— start MATERIAL SUPPLIED —

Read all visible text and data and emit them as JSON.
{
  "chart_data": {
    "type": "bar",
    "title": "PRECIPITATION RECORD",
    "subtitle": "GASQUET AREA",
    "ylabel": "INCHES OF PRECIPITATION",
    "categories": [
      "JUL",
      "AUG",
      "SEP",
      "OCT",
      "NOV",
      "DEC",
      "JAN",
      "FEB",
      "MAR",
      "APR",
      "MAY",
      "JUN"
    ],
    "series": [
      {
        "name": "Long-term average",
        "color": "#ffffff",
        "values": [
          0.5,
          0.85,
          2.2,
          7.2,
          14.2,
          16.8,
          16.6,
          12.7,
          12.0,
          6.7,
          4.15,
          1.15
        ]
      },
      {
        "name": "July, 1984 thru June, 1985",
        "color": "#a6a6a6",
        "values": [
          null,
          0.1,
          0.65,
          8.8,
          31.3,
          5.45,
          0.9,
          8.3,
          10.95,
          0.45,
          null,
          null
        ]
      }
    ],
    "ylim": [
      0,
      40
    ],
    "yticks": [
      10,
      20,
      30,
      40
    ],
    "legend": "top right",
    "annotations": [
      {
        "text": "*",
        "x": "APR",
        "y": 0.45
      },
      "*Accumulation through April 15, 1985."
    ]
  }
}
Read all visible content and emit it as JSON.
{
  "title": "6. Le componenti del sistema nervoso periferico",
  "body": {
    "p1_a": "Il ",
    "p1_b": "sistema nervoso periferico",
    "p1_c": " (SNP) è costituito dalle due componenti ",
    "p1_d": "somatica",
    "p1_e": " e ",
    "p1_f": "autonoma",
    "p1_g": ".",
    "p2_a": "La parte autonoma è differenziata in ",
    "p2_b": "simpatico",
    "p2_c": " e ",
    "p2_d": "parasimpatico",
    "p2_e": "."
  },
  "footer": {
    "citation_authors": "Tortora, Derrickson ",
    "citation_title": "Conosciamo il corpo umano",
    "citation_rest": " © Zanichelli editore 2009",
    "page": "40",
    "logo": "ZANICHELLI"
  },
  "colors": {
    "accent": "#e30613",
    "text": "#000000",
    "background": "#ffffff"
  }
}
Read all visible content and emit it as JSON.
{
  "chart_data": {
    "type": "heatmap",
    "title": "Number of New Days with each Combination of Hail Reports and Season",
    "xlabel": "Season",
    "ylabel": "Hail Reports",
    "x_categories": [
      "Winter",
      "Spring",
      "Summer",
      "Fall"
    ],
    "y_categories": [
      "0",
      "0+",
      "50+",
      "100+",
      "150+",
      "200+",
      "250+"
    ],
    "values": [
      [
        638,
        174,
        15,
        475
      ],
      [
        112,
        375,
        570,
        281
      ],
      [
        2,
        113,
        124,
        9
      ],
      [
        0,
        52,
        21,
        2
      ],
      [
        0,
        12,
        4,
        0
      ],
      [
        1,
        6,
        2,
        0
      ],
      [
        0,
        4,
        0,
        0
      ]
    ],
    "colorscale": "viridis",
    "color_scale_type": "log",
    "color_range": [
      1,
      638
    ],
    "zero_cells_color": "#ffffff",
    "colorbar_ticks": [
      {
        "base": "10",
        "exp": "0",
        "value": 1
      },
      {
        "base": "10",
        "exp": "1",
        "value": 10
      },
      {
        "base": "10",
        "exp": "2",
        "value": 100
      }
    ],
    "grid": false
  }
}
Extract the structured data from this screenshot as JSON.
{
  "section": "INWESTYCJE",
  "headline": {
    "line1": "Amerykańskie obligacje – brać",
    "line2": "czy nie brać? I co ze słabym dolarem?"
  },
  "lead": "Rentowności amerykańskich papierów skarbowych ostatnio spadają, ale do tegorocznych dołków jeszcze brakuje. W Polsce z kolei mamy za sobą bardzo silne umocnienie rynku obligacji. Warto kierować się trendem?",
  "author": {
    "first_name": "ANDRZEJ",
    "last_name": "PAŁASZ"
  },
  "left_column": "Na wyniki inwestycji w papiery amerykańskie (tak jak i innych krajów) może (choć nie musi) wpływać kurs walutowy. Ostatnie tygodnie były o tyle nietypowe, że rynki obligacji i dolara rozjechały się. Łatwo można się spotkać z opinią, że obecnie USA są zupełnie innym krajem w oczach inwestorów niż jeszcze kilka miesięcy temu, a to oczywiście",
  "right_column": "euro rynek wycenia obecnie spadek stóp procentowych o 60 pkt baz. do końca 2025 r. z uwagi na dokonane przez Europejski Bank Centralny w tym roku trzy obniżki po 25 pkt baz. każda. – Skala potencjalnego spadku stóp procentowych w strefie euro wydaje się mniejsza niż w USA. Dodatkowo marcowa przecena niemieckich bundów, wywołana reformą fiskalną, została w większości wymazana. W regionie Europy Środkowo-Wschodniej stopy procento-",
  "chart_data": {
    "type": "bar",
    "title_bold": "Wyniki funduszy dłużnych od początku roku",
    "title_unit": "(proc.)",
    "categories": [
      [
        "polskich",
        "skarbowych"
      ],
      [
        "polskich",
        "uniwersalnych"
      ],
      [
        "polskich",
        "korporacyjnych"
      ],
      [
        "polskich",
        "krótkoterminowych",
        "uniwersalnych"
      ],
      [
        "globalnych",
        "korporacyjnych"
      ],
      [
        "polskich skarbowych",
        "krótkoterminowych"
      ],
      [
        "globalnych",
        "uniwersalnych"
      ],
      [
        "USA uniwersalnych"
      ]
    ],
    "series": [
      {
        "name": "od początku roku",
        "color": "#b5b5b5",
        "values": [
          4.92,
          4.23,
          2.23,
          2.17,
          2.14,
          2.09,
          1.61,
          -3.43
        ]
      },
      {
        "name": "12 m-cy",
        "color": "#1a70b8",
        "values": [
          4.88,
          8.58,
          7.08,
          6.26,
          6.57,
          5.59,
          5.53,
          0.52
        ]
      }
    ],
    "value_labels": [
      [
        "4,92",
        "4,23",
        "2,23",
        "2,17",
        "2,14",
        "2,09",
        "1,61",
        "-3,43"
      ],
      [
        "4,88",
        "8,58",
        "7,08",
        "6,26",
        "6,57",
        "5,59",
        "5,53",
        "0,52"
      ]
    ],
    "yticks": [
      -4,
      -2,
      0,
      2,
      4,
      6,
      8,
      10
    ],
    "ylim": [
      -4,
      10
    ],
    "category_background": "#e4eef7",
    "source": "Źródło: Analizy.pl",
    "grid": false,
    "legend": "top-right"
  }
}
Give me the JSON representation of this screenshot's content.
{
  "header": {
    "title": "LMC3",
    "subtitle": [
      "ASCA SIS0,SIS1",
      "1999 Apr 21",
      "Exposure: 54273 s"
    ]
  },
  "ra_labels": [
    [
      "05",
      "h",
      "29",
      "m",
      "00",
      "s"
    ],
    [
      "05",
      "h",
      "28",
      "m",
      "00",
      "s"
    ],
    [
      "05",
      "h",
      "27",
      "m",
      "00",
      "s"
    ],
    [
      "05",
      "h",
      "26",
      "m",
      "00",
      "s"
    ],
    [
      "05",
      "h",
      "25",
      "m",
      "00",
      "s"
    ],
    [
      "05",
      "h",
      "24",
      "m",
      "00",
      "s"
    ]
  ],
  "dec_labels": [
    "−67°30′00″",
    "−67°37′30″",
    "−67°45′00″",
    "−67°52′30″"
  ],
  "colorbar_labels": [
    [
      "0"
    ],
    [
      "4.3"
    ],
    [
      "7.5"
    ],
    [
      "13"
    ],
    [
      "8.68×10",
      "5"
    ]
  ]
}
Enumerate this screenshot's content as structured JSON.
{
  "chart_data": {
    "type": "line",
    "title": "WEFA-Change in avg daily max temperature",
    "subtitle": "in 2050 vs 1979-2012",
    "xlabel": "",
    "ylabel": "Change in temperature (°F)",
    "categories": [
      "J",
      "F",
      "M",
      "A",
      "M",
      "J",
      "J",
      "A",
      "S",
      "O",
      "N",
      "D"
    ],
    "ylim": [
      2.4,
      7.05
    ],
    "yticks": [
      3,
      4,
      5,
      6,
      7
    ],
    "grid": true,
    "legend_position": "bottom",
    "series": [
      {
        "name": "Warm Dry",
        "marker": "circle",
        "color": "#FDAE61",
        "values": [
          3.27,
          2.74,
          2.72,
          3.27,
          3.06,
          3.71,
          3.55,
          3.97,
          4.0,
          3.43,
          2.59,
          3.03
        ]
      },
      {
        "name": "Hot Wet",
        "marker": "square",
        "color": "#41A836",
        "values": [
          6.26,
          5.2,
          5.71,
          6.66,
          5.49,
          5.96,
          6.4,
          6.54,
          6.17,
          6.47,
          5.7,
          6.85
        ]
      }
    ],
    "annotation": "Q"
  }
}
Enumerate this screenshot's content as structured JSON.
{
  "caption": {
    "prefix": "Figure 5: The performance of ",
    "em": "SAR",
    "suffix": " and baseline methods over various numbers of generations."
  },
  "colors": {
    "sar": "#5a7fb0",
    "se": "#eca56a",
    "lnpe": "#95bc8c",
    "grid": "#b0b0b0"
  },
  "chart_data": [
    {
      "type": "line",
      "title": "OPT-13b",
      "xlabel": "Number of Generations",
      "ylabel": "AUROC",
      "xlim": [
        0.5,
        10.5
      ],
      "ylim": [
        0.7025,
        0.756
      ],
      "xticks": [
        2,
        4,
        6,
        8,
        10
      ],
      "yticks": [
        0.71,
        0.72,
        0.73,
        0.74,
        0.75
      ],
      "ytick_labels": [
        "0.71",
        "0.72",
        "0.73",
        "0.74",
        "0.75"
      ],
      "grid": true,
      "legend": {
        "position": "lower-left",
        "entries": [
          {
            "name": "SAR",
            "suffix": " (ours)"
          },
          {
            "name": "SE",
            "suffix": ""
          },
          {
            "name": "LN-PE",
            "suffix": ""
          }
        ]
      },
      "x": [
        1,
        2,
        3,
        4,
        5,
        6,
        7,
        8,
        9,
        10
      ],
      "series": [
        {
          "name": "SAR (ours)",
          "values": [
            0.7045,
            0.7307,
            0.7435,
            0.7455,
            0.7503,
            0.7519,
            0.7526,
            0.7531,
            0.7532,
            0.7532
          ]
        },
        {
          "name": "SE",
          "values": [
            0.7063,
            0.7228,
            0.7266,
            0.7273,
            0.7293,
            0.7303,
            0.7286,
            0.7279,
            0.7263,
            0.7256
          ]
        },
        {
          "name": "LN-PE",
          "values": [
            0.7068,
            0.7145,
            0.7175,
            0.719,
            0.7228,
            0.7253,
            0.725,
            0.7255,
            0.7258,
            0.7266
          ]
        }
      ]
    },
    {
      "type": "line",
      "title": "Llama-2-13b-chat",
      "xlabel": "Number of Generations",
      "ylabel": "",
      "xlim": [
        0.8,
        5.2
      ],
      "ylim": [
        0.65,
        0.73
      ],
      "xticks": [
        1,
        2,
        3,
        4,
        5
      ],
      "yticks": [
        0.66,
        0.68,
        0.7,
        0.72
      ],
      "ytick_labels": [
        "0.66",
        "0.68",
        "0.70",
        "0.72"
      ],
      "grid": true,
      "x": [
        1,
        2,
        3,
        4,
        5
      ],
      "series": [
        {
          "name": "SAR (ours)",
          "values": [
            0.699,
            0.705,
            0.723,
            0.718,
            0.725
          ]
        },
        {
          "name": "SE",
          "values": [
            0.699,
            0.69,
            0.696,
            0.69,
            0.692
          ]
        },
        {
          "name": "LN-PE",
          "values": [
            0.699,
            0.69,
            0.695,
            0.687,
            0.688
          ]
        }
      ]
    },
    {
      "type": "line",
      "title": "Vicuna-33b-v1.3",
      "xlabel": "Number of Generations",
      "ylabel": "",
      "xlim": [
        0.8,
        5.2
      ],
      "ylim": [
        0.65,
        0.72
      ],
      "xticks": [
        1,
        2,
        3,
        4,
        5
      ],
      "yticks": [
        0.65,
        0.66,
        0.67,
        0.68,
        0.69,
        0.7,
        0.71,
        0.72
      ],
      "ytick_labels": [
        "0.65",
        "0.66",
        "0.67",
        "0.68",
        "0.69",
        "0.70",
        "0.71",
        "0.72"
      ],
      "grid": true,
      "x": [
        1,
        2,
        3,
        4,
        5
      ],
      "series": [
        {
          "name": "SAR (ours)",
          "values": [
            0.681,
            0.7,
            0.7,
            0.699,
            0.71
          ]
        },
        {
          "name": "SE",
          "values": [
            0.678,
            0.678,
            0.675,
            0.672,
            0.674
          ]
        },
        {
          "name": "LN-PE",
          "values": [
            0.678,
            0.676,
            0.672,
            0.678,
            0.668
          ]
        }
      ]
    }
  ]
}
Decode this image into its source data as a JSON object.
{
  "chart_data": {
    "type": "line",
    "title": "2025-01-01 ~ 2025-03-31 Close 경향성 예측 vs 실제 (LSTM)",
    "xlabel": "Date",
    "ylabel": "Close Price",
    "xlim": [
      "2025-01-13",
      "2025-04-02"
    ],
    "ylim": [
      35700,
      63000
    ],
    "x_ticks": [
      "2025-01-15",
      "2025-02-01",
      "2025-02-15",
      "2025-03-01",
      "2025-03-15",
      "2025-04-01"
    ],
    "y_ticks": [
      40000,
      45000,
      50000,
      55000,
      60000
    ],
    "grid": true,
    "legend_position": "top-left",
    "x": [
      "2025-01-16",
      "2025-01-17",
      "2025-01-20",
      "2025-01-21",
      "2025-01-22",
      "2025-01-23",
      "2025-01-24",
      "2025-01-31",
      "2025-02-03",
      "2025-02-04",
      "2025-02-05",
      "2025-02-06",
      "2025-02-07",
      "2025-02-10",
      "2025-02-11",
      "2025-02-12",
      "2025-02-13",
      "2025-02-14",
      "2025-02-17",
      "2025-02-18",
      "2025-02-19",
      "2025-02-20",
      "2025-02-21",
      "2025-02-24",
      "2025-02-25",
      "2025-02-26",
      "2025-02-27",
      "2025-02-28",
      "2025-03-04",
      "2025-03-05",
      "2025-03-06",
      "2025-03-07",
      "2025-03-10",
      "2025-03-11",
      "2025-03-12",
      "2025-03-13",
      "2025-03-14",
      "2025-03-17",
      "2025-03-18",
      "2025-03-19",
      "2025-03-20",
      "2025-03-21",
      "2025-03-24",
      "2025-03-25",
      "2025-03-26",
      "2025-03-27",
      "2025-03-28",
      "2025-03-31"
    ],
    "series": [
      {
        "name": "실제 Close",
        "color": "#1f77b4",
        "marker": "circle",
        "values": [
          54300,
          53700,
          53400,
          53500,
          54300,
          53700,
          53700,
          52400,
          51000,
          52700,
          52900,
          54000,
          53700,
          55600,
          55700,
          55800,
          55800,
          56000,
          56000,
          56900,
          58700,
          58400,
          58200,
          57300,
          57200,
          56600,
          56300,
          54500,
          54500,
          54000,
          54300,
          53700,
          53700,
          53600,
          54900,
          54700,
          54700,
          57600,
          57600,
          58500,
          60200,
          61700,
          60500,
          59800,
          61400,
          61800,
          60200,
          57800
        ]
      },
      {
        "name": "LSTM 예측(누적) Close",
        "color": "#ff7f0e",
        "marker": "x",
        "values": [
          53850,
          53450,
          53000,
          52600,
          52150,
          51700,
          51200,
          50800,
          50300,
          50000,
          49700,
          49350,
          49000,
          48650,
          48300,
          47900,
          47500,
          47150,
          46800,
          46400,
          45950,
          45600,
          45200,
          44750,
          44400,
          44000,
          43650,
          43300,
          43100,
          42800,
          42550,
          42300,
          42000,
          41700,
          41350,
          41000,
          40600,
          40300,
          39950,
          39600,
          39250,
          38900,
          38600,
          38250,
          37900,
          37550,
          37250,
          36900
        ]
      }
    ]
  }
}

— end MATERIAL SUPPLIED —

» **DIRECTIONS**:
Scan the data above and copy every line with "Reports" in it.

» **RESPONSE TO THIS TASK**:
    "title": "Number of New Days with each Combination of Hail Reports and Season",
    "ylabel": "Hail Reports",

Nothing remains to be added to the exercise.